Direction: Collect each line below that contains the string "canada", treating uppercase and lowercase as different.

Spatial layout entries:
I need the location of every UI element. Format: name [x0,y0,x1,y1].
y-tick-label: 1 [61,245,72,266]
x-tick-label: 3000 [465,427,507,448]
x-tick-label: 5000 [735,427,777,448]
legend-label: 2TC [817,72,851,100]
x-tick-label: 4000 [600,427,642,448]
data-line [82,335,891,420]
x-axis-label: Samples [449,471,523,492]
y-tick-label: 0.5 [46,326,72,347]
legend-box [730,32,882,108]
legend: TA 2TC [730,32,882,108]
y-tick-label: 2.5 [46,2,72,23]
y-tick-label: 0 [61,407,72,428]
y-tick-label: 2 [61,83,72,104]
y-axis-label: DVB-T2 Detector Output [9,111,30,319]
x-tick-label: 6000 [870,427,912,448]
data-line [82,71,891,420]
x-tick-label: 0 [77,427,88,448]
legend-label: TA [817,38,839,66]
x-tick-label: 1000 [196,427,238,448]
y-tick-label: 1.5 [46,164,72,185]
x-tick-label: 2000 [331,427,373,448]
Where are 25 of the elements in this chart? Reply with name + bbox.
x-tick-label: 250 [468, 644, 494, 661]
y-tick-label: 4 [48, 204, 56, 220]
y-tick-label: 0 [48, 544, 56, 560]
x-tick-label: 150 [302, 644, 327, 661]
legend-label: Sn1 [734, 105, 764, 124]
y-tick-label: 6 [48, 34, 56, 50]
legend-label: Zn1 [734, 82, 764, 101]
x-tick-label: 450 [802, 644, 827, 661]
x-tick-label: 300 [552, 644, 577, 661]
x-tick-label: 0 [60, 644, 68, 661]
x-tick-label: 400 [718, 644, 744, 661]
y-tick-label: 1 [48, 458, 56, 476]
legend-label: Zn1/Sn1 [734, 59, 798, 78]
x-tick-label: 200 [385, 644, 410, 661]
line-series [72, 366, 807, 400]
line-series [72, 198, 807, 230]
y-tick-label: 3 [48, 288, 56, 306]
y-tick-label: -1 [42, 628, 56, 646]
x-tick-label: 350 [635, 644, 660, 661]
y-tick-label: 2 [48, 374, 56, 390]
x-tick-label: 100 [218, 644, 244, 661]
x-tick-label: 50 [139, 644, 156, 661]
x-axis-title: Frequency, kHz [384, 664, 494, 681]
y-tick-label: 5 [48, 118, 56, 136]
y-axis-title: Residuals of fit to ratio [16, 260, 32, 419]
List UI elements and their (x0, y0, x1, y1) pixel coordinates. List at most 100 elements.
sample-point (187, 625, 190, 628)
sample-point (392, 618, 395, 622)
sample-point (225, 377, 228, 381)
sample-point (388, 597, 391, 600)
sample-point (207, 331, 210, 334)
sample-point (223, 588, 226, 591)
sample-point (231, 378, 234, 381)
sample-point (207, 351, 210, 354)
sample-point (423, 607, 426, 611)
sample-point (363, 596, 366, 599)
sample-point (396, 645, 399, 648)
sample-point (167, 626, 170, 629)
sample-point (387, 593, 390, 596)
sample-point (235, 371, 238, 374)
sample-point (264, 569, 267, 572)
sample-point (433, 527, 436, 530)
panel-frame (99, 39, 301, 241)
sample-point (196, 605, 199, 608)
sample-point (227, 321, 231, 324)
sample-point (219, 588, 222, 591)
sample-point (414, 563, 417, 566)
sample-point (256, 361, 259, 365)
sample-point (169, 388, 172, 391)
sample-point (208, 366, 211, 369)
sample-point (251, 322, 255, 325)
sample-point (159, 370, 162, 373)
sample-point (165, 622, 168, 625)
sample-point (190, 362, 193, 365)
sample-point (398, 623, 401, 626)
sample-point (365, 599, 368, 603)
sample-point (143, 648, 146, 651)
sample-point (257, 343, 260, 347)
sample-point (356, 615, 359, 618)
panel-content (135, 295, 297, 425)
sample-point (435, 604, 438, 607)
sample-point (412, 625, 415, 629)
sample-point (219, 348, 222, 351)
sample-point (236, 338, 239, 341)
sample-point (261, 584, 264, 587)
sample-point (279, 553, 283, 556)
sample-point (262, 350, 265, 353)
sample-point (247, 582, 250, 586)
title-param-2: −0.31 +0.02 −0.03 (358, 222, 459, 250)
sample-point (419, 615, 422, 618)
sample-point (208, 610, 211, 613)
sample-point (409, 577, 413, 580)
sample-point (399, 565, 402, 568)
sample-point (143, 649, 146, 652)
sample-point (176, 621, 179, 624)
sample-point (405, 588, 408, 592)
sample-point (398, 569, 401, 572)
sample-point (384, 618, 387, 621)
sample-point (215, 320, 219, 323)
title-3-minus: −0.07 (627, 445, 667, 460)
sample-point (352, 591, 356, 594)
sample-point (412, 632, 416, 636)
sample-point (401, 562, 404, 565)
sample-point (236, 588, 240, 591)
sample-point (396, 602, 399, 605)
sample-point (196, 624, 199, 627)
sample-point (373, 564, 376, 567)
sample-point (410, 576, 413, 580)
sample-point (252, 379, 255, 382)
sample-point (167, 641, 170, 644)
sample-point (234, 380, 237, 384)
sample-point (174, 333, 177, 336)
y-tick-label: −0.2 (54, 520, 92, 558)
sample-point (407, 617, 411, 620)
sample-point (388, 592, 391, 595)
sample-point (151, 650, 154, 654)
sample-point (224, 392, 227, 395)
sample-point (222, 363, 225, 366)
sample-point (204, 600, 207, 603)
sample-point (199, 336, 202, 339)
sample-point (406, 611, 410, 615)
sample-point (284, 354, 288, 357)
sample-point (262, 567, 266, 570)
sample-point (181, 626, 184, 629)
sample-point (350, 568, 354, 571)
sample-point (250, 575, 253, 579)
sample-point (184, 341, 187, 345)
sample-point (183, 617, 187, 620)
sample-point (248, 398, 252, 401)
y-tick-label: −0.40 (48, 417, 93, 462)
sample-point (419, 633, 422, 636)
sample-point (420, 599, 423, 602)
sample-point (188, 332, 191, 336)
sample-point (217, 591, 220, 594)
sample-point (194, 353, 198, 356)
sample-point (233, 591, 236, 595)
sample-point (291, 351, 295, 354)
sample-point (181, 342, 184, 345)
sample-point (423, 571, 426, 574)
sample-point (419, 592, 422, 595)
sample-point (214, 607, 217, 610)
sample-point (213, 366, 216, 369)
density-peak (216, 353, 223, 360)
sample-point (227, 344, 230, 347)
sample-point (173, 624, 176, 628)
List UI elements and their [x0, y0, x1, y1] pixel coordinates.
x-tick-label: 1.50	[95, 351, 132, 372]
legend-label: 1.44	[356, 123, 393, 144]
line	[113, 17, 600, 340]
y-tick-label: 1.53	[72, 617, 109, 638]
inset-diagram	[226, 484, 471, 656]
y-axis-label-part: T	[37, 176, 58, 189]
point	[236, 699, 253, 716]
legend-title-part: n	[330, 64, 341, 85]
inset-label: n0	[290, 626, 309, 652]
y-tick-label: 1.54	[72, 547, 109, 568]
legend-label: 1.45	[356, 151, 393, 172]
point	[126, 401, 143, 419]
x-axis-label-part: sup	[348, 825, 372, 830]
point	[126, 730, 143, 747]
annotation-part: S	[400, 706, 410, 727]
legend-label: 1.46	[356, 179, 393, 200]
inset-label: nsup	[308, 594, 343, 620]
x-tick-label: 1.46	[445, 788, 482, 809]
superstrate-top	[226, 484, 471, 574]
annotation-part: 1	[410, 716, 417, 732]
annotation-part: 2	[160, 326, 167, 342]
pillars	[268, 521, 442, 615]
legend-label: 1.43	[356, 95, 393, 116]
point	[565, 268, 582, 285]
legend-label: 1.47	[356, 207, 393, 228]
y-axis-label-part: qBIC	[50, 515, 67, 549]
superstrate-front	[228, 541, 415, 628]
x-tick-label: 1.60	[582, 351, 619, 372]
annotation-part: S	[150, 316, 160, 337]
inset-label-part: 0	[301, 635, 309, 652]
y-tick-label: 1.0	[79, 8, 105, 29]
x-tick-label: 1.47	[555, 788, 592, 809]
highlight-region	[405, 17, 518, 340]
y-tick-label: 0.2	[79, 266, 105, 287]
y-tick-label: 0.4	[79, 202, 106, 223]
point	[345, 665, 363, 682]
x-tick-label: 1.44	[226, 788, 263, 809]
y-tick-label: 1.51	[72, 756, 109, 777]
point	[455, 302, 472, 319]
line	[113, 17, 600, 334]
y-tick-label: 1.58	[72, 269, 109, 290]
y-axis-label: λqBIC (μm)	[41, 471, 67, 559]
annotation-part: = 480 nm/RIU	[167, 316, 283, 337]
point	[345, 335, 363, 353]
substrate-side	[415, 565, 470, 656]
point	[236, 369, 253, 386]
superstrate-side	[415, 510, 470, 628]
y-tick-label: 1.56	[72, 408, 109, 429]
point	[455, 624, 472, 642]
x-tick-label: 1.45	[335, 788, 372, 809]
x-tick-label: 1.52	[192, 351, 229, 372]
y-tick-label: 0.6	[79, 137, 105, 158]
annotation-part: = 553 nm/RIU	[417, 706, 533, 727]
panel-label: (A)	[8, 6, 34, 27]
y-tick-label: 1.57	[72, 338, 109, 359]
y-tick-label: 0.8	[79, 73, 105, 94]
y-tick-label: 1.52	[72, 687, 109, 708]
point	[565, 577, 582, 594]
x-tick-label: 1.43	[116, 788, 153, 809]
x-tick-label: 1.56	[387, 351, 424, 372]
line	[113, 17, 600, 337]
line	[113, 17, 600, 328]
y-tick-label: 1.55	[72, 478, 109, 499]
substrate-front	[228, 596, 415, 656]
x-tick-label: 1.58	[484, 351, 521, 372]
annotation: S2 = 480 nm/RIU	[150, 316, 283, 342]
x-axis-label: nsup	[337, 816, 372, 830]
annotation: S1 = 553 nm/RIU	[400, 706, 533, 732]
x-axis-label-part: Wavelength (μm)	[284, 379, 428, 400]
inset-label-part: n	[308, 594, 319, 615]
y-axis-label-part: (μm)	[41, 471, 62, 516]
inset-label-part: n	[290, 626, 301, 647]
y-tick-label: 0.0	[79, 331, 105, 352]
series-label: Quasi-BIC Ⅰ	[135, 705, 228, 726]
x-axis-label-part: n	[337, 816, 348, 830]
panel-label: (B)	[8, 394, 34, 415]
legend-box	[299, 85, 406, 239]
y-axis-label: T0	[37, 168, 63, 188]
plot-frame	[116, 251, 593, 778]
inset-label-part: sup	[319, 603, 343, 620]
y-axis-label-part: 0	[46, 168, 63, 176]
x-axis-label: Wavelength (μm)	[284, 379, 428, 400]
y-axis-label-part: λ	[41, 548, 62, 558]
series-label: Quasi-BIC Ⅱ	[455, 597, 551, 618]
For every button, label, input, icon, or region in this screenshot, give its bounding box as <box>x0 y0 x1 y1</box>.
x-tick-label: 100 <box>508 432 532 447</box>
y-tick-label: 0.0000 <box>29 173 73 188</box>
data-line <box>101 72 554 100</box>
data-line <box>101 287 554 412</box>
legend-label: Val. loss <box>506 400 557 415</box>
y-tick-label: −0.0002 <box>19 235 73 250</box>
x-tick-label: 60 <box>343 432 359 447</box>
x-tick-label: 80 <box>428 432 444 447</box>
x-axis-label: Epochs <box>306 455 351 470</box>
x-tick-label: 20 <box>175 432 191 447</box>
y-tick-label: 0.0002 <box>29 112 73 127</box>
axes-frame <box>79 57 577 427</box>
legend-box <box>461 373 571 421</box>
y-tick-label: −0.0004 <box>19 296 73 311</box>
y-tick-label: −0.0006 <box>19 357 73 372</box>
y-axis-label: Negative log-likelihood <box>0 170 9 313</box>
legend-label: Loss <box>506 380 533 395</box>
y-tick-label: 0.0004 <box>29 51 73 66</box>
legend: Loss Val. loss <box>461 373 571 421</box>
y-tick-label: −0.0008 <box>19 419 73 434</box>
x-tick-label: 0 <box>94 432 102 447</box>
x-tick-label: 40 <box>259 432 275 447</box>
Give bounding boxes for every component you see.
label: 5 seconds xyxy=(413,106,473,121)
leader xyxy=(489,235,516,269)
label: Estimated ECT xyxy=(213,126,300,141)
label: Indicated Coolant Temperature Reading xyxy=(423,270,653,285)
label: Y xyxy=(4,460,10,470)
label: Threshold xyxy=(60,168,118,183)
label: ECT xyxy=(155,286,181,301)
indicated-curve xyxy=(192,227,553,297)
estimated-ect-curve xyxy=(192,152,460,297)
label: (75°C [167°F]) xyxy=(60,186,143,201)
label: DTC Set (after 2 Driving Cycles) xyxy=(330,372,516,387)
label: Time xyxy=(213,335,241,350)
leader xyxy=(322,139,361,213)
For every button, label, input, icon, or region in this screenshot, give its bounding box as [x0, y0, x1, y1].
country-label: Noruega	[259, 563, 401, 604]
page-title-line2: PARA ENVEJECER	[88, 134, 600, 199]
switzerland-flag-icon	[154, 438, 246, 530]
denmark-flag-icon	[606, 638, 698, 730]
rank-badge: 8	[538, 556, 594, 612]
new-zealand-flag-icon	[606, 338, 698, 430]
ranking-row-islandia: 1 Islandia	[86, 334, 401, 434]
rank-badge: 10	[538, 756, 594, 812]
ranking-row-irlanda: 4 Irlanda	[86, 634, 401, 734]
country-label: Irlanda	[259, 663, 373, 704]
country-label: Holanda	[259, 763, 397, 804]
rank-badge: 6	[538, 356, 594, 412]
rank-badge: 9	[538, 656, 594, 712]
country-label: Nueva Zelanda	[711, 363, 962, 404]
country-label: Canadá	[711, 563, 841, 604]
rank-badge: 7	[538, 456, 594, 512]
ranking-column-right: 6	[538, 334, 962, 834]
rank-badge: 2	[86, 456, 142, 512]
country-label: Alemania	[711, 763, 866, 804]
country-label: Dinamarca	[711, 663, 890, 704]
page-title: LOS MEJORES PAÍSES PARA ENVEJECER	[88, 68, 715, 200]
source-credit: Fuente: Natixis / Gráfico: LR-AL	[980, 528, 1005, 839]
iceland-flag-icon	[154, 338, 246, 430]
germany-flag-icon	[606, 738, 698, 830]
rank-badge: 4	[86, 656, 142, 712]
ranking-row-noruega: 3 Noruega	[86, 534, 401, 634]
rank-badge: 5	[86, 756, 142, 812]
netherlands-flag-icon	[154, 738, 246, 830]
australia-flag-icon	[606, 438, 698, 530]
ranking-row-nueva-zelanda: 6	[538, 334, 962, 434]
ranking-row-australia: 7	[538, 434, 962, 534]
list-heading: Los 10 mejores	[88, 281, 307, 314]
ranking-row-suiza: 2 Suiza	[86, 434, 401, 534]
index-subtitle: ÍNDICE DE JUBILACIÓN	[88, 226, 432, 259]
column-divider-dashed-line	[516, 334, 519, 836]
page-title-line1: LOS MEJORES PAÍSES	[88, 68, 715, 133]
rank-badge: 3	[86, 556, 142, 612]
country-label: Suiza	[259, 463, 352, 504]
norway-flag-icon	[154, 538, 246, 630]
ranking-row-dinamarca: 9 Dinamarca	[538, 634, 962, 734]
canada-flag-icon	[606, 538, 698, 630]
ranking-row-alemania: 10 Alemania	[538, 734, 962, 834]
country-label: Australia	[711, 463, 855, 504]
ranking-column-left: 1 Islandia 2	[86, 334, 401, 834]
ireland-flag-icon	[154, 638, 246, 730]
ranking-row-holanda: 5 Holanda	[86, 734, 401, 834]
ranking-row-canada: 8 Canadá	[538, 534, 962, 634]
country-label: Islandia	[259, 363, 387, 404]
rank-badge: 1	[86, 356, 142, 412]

Task response:
canada-flag-icon	[606, 538, 698, 630]
ranking-row-canada: 8 Canadá	[538, 534, 962, 634]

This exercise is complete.